• WHAT YOU HAVE TO DO: Show the lines below that contain the string "einen".

• RECORDS SUPPLIED:
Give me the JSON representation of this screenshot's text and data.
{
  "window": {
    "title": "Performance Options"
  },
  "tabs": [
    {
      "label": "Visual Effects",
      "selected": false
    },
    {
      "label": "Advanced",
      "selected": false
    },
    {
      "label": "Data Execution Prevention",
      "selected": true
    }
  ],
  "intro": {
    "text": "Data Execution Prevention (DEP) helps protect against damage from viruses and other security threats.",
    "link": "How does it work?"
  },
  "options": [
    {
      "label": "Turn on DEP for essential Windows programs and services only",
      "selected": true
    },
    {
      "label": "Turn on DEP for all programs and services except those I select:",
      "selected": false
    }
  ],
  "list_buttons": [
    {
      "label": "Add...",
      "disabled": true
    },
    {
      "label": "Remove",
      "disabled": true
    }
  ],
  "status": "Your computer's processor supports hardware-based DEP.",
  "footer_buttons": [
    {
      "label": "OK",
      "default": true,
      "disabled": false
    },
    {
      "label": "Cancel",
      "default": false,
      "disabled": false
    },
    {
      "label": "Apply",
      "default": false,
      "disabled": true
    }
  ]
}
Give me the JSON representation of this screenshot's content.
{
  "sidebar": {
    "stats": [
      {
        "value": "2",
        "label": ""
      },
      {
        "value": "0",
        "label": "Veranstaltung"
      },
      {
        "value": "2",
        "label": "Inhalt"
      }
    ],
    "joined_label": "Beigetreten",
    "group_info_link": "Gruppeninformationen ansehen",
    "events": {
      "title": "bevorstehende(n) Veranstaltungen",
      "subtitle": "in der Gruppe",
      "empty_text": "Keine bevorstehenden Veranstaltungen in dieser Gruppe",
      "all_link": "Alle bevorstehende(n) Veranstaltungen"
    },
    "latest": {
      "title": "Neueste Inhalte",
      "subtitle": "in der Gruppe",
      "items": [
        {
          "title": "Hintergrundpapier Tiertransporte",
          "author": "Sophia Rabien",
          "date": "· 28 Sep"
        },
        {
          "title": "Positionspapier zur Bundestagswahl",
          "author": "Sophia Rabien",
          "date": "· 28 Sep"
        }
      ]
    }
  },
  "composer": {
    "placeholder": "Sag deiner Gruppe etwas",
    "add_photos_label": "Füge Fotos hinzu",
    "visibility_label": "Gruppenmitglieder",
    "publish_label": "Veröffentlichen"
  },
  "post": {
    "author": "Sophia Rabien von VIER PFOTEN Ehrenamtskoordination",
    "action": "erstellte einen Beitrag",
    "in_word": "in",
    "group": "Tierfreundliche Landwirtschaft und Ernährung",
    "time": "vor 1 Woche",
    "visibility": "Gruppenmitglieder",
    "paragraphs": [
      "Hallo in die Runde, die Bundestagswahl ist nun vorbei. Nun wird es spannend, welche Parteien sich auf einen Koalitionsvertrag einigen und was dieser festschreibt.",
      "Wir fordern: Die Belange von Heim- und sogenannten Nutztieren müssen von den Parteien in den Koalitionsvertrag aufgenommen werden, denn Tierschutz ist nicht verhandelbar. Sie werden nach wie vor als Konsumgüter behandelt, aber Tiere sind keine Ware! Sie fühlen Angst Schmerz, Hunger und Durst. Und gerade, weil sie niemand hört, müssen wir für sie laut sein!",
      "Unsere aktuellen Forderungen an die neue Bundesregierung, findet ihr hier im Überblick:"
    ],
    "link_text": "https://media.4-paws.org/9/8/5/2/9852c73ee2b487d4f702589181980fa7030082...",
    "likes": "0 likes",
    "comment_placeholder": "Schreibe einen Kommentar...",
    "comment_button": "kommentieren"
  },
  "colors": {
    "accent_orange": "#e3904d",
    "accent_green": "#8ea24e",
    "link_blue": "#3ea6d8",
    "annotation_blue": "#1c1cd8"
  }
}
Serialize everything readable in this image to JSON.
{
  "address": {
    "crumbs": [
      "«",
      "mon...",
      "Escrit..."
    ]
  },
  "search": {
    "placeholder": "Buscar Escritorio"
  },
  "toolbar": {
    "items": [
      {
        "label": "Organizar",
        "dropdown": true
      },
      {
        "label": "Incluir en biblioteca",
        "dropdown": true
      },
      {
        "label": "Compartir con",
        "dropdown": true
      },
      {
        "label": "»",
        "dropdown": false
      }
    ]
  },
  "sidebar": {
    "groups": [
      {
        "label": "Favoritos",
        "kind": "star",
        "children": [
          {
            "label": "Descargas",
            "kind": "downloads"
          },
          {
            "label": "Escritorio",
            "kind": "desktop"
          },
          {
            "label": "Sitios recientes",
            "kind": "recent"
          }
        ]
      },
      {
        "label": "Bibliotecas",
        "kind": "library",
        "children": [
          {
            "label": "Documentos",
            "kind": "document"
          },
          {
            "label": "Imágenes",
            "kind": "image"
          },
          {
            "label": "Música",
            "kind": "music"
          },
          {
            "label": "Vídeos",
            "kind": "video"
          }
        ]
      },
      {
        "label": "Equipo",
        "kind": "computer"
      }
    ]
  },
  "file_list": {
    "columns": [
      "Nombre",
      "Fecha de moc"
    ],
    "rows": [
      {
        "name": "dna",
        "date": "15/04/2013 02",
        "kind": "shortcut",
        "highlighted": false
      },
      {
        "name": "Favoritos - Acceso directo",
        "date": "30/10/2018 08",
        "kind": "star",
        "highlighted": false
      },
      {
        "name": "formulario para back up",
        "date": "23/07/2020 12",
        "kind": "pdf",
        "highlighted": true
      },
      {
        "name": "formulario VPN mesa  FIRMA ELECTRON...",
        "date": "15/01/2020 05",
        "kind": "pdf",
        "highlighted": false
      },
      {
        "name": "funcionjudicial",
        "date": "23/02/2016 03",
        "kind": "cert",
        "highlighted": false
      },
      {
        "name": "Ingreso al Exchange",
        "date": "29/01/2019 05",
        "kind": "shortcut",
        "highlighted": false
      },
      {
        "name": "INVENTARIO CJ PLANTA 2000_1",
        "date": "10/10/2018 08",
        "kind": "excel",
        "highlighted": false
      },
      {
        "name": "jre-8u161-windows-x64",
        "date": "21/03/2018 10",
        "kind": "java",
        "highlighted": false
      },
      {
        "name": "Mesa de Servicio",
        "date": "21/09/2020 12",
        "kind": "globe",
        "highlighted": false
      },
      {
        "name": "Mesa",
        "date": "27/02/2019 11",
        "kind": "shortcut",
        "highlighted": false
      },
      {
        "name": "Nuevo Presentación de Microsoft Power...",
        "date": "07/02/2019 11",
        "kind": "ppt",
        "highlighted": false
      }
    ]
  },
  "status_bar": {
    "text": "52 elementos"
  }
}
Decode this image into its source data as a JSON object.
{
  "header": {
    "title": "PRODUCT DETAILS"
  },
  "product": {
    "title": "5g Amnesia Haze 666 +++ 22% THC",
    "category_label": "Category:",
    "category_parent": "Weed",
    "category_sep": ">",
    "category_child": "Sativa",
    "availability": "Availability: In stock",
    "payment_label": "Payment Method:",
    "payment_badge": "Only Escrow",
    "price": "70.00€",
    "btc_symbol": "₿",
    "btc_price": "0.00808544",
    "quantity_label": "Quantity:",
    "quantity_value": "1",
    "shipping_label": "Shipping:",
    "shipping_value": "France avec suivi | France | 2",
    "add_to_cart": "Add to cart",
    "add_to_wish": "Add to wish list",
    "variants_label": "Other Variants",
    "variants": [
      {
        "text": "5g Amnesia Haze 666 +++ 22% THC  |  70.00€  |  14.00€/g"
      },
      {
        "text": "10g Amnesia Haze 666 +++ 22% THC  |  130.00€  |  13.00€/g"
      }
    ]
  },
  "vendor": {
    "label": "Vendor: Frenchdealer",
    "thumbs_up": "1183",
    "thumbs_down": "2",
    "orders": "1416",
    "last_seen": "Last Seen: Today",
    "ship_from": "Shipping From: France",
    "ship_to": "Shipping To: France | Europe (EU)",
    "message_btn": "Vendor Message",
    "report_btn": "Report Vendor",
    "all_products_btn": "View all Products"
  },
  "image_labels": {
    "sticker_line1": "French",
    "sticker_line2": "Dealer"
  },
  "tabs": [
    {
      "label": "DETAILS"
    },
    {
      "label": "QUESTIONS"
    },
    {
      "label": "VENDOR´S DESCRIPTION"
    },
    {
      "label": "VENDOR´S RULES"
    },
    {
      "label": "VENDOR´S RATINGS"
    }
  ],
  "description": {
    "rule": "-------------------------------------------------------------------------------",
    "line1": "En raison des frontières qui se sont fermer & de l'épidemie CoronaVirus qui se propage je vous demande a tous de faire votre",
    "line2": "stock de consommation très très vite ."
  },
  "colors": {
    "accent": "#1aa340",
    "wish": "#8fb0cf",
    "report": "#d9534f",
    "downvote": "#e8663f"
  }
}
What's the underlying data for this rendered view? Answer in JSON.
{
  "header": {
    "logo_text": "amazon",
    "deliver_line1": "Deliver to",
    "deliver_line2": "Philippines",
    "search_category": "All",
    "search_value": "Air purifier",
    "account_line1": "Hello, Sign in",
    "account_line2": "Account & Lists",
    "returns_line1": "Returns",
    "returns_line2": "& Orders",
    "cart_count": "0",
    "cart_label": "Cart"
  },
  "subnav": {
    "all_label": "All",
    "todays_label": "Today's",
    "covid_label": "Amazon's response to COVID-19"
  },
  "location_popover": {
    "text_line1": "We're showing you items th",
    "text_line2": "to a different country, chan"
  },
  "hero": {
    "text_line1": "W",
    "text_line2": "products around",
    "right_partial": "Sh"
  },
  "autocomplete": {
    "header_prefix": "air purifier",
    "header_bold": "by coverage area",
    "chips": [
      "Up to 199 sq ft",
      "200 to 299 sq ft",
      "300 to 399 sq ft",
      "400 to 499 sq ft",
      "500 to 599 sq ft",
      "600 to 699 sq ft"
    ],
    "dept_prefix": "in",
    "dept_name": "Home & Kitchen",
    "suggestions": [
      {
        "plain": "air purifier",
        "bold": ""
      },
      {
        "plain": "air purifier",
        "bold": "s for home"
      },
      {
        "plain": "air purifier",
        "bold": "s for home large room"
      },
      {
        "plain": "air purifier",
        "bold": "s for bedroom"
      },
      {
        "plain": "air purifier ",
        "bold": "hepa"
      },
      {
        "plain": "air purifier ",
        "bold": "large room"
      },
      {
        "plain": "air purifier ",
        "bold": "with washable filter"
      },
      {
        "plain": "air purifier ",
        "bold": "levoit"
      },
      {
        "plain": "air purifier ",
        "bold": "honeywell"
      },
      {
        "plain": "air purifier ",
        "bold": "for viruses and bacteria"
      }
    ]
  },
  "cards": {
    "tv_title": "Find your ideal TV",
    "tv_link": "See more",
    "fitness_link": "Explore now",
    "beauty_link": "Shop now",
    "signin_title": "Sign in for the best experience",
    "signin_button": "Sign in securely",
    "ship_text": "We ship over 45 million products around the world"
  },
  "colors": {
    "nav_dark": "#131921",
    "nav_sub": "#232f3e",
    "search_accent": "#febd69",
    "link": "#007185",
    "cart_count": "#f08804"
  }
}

• TASK SOLUTION:
    "action": "erstellte einen Beitrag",
      "Hallo in die Runde, die Bundestagswahl ist nun vorbei. Nun wird es spannend, welche Parteien sich auf einen Koalitionsvertrag einigen und was dieser festschreibt.",
    "comment_placeholder": "Schreibe einen Kommentar...",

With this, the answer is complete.